> What is required
Locate each line with the string "html" in the listing below and copy it.

> Figure content listings
--- --- ---
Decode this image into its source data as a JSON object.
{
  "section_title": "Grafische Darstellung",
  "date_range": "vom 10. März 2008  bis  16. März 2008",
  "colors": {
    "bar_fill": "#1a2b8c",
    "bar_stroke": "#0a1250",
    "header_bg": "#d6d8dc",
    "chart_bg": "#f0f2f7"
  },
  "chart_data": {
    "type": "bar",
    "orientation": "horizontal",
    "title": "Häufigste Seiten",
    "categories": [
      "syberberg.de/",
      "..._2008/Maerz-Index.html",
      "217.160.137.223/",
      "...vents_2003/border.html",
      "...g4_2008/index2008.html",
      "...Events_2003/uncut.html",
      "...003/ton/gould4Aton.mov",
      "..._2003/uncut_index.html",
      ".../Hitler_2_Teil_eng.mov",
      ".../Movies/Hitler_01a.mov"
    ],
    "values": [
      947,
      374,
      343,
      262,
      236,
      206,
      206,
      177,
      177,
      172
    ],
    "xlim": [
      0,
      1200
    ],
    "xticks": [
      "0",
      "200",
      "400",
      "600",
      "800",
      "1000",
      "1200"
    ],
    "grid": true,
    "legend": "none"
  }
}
--- --- ---
> The completed task
      "..._2008/Maerz-Index.html",
      "...vents_2003/border.html",
      "...g4_2008/index2008.html",
      "...Events_2003/uncut.html",
      "..._2003/uncut_index.html",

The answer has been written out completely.